Directions: Find every line in the records below that holds the word "Delayed" and copy it.

Dataset entries on figures
+++
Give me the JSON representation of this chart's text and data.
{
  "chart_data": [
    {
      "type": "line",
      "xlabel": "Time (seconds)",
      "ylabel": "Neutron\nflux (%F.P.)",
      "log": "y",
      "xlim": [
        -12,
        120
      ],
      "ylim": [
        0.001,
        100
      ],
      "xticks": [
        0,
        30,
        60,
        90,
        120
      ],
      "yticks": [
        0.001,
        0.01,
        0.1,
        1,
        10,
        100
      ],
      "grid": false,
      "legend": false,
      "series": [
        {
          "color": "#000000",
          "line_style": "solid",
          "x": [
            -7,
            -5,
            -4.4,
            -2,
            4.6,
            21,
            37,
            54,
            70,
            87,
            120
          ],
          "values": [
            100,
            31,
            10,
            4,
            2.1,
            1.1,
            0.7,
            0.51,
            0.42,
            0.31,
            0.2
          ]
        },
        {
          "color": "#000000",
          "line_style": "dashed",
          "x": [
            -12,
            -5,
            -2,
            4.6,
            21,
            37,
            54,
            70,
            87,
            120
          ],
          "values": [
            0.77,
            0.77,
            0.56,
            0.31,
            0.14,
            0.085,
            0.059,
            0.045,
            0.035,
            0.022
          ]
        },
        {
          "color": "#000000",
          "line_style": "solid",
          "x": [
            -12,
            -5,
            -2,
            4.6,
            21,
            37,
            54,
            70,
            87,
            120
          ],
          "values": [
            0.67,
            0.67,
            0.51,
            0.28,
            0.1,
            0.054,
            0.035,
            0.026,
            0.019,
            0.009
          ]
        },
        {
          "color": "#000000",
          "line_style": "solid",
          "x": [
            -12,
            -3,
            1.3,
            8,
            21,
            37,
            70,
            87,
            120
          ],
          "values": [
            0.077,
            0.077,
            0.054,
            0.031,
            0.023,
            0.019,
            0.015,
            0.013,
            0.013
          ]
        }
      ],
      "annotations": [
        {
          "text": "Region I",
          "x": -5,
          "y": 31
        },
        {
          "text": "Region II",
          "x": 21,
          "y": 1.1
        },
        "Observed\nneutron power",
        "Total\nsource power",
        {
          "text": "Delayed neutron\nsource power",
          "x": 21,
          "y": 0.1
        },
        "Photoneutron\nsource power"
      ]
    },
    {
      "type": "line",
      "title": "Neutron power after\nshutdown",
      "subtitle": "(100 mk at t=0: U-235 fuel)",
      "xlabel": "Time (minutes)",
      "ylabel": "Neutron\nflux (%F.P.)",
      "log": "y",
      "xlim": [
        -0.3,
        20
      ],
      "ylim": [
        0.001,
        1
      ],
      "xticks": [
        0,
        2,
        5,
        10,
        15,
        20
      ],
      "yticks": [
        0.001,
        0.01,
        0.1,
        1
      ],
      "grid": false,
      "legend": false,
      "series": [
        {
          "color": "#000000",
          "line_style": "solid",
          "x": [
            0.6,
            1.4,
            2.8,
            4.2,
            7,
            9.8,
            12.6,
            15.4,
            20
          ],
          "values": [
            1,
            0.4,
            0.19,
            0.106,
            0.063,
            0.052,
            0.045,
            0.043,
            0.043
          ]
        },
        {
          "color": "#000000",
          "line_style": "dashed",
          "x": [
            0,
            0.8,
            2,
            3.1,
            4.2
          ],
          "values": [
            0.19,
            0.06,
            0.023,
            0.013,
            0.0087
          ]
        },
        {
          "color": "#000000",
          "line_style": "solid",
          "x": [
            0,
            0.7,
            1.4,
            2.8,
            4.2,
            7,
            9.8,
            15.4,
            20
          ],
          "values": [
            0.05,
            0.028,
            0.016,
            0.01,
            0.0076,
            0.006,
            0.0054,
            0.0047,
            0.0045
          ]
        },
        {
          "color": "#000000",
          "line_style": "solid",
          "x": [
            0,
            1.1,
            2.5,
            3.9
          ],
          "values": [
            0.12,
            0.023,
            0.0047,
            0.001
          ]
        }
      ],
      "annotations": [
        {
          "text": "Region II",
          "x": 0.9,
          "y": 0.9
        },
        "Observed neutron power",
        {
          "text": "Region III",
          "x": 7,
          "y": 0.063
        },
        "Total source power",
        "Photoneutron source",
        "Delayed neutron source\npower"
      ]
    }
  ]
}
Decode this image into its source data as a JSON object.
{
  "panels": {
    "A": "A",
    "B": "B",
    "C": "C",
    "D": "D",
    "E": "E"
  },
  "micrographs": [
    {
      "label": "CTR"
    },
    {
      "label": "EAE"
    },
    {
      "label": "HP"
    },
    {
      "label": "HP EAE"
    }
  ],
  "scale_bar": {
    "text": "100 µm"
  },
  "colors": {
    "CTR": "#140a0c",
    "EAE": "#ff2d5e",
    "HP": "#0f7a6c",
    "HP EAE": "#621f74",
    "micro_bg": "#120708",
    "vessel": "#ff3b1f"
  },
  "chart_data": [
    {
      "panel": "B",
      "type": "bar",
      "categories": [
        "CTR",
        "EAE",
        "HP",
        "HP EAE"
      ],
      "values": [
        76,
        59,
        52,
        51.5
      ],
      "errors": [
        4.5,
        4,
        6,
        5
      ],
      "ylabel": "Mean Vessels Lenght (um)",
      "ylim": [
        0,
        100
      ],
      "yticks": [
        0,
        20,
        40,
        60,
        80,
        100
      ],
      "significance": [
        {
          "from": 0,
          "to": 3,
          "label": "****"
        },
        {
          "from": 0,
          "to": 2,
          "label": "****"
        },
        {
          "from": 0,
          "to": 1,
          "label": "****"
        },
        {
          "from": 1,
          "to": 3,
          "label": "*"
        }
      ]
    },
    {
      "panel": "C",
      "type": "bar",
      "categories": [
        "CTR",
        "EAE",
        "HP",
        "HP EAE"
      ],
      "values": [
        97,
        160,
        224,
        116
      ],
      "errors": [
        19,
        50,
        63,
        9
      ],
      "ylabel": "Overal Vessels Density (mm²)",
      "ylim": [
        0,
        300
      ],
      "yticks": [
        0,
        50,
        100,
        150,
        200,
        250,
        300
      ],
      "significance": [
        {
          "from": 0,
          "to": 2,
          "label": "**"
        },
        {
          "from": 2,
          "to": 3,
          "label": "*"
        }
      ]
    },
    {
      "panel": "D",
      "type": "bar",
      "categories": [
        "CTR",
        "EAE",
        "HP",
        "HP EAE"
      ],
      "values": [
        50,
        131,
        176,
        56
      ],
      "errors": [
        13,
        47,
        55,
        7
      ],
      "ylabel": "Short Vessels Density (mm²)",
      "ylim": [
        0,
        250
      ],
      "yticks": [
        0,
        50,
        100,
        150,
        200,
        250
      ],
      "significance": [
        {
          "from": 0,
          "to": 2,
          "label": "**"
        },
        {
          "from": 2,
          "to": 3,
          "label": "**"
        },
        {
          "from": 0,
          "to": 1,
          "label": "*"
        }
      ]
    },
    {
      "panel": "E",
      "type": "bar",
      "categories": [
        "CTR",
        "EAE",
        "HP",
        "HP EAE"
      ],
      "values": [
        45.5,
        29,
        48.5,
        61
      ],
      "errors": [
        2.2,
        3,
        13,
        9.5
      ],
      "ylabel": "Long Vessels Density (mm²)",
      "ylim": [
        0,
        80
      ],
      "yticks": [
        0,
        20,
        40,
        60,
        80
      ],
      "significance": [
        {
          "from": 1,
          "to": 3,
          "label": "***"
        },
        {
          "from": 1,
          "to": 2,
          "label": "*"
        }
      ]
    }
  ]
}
+++
Output of the task:
          "text": "Delayed neutron\nsource power",
        "Delayed neutron source\npower"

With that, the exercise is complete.